> _What is asked_:
Find the lines holding the string "cord" in the data, then copy all of them.

** Begin Exercise materials **

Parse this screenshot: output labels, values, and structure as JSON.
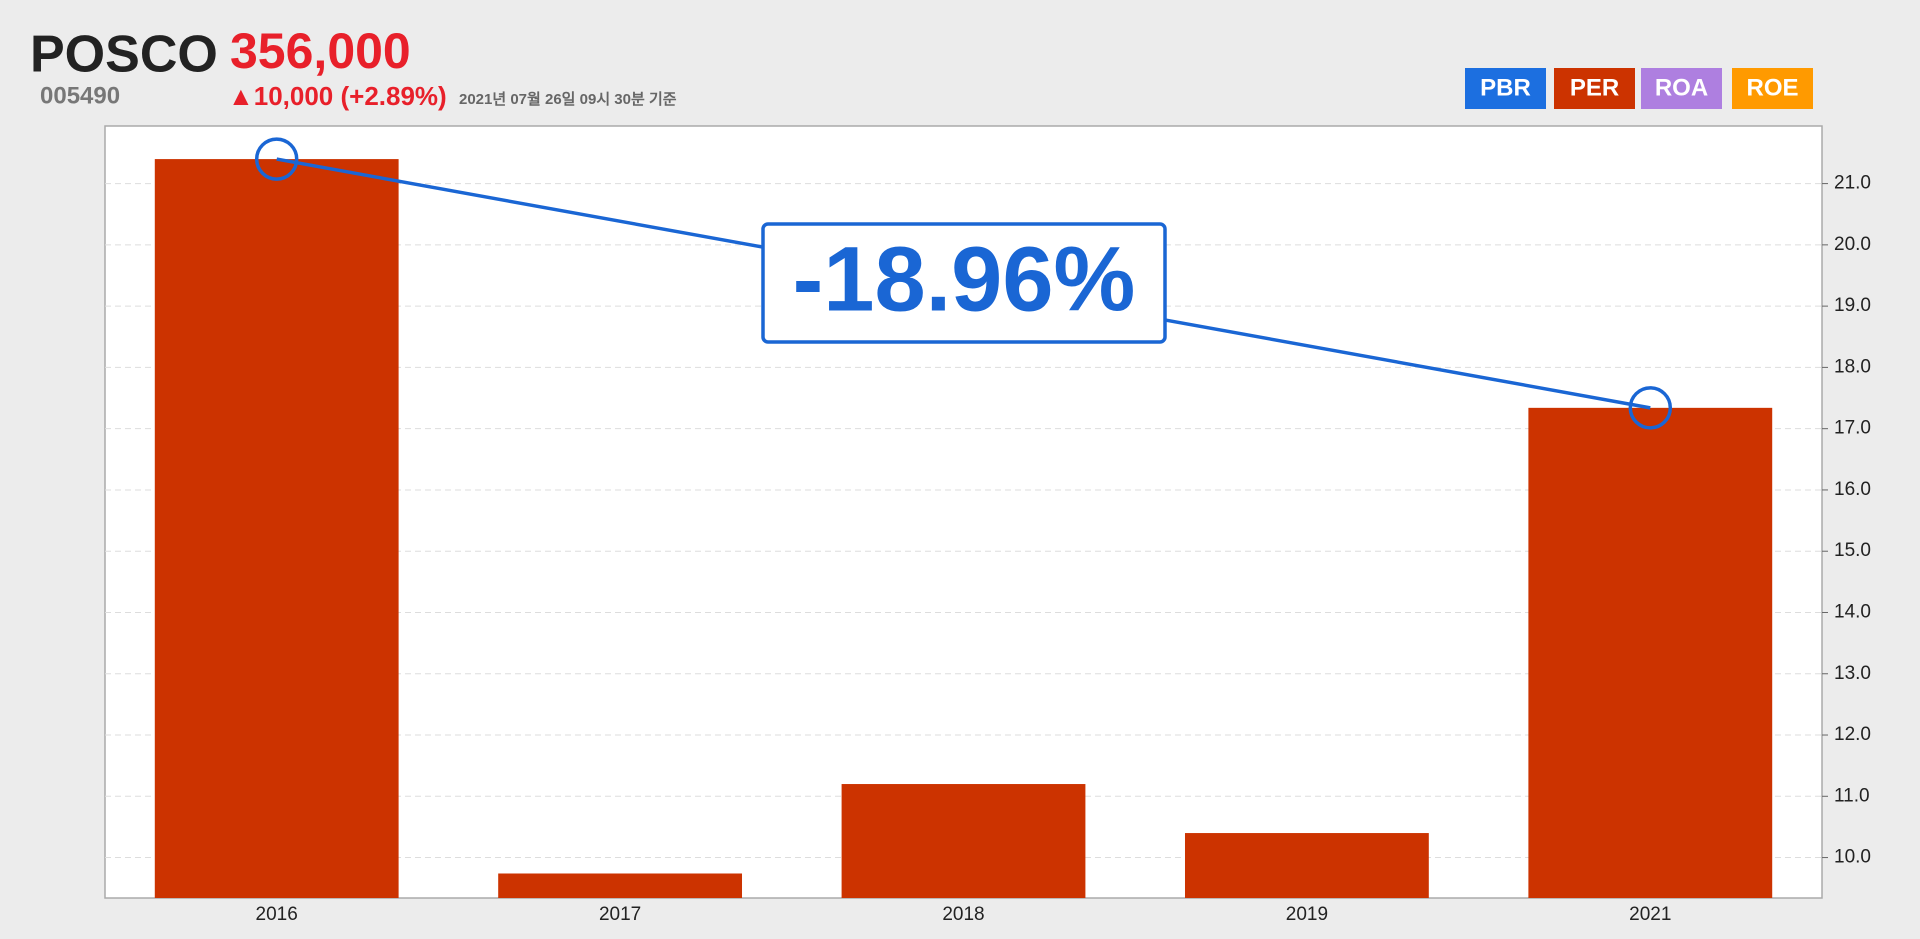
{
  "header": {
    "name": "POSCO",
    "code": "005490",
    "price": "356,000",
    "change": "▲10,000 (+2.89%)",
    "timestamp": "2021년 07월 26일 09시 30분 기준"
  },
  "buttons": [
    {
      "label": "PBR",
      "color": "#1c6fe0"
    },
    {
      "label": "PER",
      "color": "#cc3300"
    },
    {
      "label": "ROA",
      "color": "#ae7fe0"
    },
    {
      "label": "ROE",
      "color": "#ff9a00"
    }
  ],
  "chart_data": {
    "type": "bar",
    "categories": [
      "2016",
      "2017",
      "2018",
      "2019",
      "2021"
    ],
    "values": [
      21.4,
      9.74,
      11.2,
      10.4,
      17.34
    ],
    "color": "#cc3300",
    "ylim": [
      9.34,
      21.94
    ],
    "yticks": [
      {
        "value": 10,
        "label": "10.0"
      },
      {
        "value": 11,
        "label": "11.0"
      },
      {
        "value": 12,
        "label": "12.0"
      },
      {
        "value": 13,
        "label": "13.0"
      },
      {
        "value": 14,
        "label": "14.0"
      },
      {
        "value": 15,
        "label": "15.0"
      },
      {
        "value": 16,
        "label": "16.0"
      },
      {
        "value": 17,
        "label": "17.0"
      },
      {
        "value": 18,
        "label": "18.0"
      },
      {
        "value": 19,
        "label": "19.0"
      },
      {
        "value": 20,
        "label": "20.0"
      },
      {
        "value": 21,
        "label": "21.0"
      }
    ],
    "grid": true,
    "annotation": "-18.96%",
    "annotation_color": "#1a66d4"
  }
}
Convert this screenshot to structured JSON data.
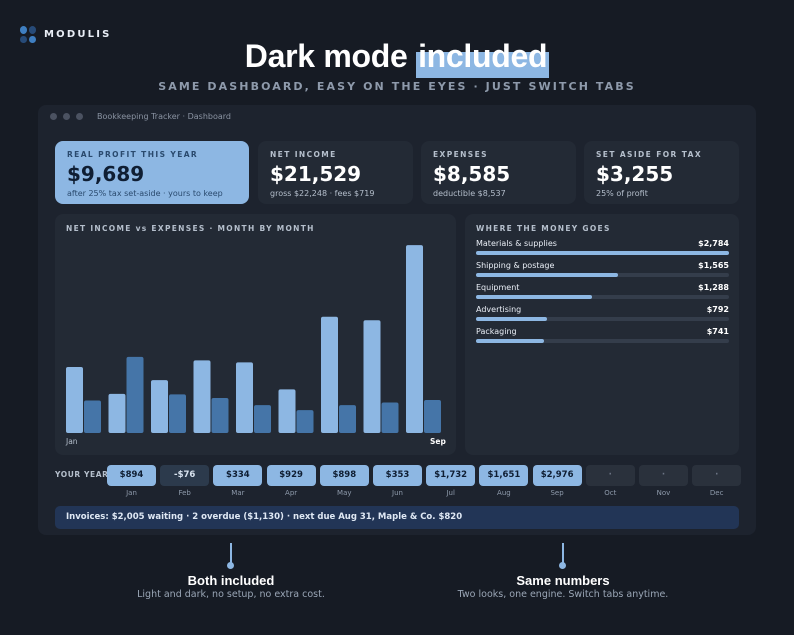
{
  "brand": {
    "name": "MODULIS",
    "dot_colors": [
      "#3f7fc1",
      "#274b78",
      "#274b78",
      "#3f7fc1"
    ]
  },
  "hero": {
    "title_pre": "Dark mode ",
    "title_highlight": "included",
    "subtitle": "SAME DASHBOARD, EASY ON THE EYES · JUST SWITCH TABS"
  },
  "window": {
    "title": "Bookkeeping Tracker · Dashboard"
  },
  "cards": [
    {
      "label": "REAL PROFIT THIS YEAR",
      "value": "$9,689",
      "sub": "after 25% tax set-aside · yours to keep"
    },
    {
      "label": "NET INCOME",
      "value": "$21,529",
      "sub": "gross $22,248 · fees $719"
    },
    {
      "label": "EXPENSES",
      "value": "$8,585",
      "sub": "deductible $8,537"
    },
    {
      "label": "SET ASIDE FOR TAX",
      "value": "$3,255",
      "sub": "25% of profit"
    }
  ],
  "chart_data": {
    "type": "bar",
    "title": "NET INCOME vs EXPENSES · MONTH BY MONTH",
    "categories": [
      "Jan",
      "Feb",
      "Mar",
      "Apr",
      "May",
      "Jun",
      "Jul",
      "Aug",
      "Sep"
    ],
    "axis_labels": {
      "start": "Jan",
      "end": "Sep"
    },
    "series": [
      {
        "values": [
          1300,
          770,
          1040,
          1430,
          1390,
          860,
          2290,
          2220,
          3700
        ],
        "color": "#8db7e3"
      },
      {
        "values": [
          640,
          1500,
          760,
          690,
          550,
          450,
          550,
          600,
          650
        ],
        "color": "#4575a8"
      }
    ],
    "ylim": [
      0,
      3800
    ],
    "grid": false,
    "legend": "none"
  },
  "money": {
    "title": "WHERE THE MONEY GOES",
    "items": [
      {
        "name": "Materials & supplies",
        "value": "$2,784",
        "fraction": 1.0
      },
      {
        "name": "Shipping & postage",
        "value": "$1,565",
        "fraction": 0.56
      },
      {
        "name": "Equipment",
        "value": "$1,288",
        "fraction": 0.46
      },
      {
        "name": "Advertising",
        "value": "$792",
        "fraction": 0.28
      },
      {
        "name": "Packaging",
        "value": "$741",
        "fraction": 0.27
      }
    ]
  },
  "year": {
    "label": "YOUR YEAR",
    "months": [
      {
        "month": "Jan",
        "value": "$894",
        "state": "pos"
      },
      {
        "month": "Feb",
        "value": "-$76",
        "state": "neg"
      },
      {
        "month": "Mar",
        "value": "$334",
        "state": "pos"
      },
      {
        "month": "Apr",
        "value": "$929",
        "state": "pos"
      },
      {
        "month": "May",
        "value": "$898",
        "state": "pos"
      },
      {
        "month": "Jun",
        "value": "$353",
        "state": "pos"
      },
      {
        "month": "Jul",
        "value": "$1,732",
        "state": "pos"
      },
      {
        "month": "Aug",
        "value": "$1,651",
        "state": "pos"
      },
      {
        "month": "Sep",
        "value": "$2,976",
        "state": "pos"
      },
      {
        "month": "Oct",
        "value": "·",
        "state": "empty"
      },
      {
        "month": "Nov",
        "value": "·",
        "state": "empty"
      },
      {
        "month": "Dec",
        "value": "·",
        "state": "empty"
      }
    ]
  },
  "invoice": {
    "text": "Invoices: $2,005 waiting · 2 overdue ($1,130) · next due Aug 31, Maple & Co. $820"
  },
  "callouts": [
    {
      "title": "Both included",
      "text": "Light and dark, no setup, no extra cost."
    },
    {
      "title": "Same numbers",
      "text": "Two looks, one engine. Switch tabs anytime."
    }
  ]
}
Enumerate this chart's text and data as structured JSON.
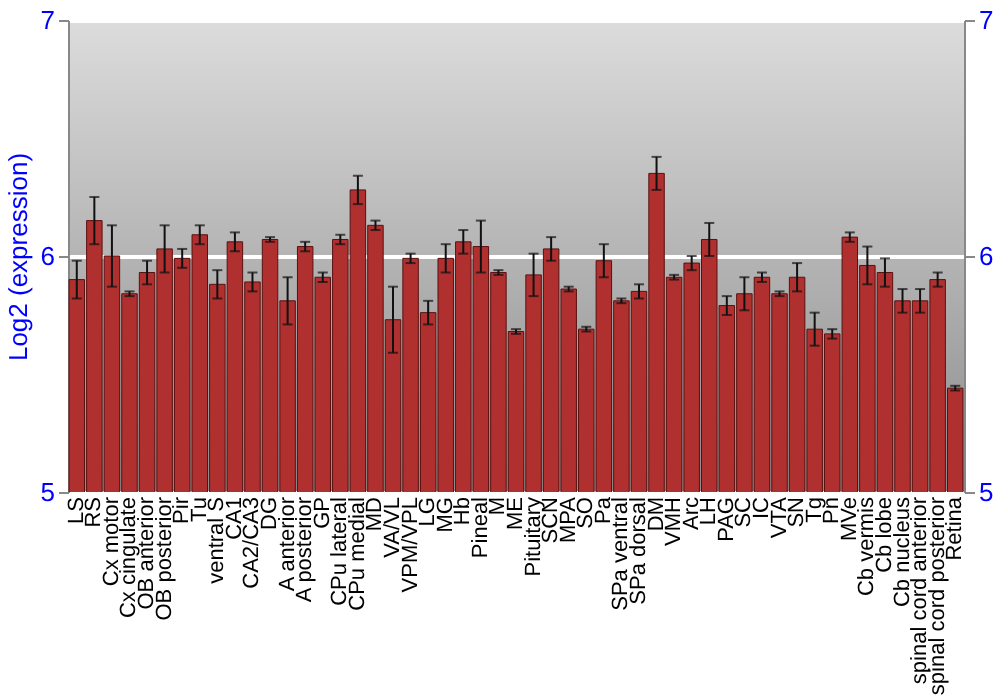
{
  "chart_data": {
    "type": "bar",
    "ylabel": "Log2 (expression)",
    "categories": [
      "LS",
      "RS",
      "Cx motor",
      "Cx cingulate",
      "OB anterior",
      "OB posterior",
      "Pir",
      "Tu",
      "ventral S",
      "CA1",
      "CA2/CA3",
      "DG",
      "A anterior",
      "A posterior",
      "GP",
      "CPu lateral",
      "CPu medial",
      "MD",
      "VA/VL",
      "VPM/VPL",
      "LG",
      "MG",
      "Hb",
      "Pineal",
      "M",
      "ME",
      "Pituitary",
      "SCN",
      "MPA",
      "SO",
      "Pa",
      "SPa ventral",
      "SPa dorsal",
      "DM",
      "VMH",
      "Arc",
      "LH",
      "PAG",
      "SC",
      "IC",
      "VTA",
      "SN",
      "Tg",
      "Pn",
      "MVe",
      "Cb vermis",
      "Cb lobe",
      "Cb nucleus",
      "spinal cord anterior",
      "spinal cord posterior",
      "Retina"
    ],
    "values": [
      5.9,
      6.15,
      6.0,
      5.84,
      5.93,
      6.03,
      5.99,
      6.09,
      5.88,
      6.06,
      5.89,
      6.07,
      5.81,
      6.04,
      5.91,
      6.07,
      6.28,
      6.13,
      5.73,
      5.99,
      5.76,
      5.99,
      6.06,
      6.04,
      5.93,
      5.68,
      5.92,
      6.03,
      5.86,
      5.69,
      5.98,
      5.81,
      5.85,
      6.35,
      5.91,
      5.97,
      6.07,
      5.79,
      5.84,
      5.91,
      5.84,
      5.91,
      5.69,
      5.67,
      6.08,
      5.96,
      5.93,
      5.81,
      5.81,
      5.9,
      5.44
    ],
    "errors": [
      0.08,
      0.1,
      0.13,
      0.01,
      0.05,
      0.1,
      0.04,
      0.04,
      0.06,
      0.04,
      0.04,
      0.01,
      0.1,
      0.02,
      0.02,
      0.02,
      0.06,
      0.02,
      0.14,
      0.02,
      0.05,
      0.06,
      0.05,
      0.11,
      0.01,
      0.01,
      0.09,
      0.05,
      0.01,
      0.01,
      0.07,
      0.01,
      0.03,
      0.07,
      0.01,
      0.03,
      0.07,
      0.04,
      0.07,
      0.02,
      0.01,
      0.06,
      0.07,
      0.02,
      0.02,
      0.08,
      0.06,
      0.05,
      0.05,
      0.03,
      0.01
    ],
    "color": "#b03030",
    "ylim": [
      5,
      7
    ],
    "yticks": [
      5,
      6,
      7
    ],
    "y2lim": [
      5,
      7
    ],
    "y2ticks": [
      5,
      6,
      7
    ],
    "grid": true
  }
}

** End Exercise materials **

> _Expected output_:
      "spinal cord anterior",
      "spinal cord posterior",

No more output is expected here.